_GOAL_
Output the material below unchanged, apart from leaving out the pictures.

Figure content listings
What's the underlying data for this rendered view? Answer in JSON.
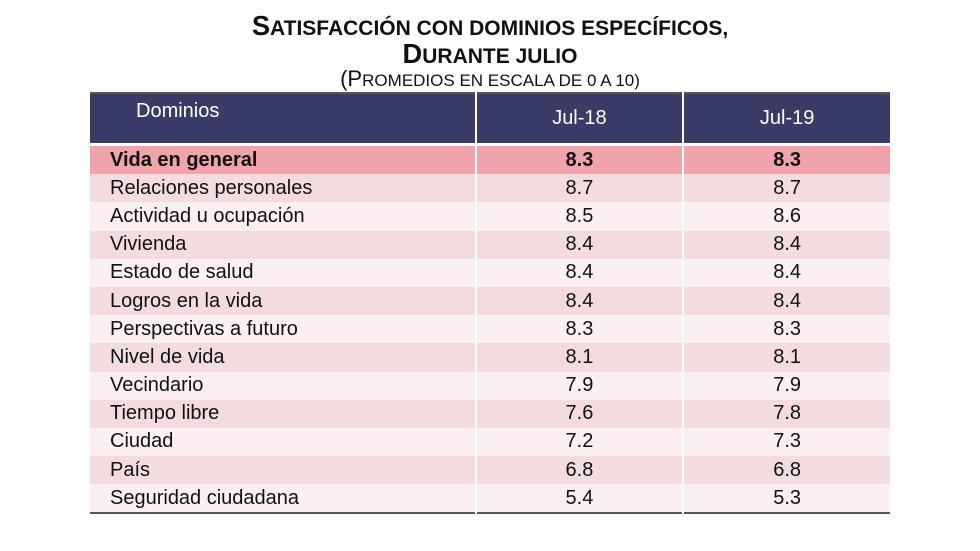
{
  "header": {
    "title": [
      "SATISFACCIÓN CON DOMINIOS ESPECÍFICOS,",
      "DURANTE JULIO"
    ],
    "subtitle": "(PROMEDIOS EN ESCALA DE 0 A 10)"
  },
  "table": {
    "columns": [
      "Dominios",
      "Jul-18",
      "Jul-19"
    ],
    "rows": [
      [
        "Vida en general",
        8.3,
        8.3
      ],
      [
        "Relaciones personales",
        8.7,
        8.7
      ],
      [
        "Actividad u ocupación",
        8.5,
        8.6
      ],
      [
        "Vivienda",
        8.4,
        8.4
      ],
      [
        "Estado de salud",
        8.4,
        8.4
      ],
      [
        "Logros en la vida",
        8.4,
        8.4
      ],
      [
        "Perspectivas a futuro",
        8.3,
        8.3
      ],
      [
        "Nivel de vida",
        8.1,
        8.1
      ],
      [
        "Vecindario",
        7.9,
        7.9
      ],
      [
        "Tiempo libre",
        7.6,
        7.8
      ],
      [
        "Ciudad",
        7.2,
        7.3
      ],
      [
        "País",
        6.8,
        6.8
      ],
      [
        "Seguridad ciudadana",
        5.4,
        5.3
      ]
    ]
  }
}
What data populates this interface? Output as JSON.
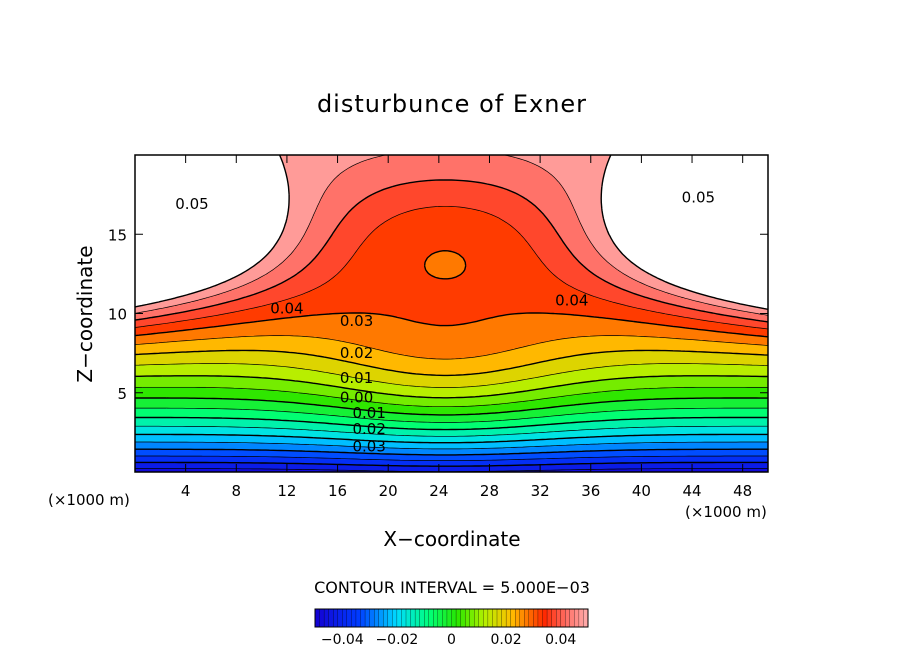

_COMPLETED EXERCISE_
What's the underlying data for this rendered view? Answer in JSON.
{
  "header": {
    "title": [
      "SATISFACCIÓN CON DOMINIOS ESPECÍFICOS,",
      "DURANTE JULIO"
    ],
    "subtitle": "(PROMEDIOS EN ESCALA DE 0 A 10)"
  },
  "table": {
    "columns": [
      "Dominios",
      "Jul-18",
      "Jul-19"
    ],
    "rows": [
      [
        "Vida en general",
        8.3,
        8.3
      ],
      [
        "Relaciones personales",
        8.7,
        8.7
      ],
      [
        "Actividad u ocupación",
        8.5,
        8.6
      ],
      [
        "Vivienda",
        8.4,
        8.4
      ],
      [
        "Estado de salud",
        8.4,
        8.4
      ],
      [
        "Logros en la vida",
        8.4,
        8.4
      ],
      [
        "Perspectivas a futuro",
        8.3,
        8.3
      ],
      [
        "Nivel de vida",
        8.1,
        8.1
      ],
      [
        "Vecindario",
        7.9,
        7.9
      ],
      [
        "Tiempo libre",
        7.6,
        7.8
      ],
      [
        "Ciudad",
        7.2,
        7.3
      ],
      [
        "País",
        6.8,
        6.8
      ],
      [
        "Seguridad ciudadana",
        5.4,
        5.3
      ]
    ]
  }
}
What data populates this interface? Output as JSON.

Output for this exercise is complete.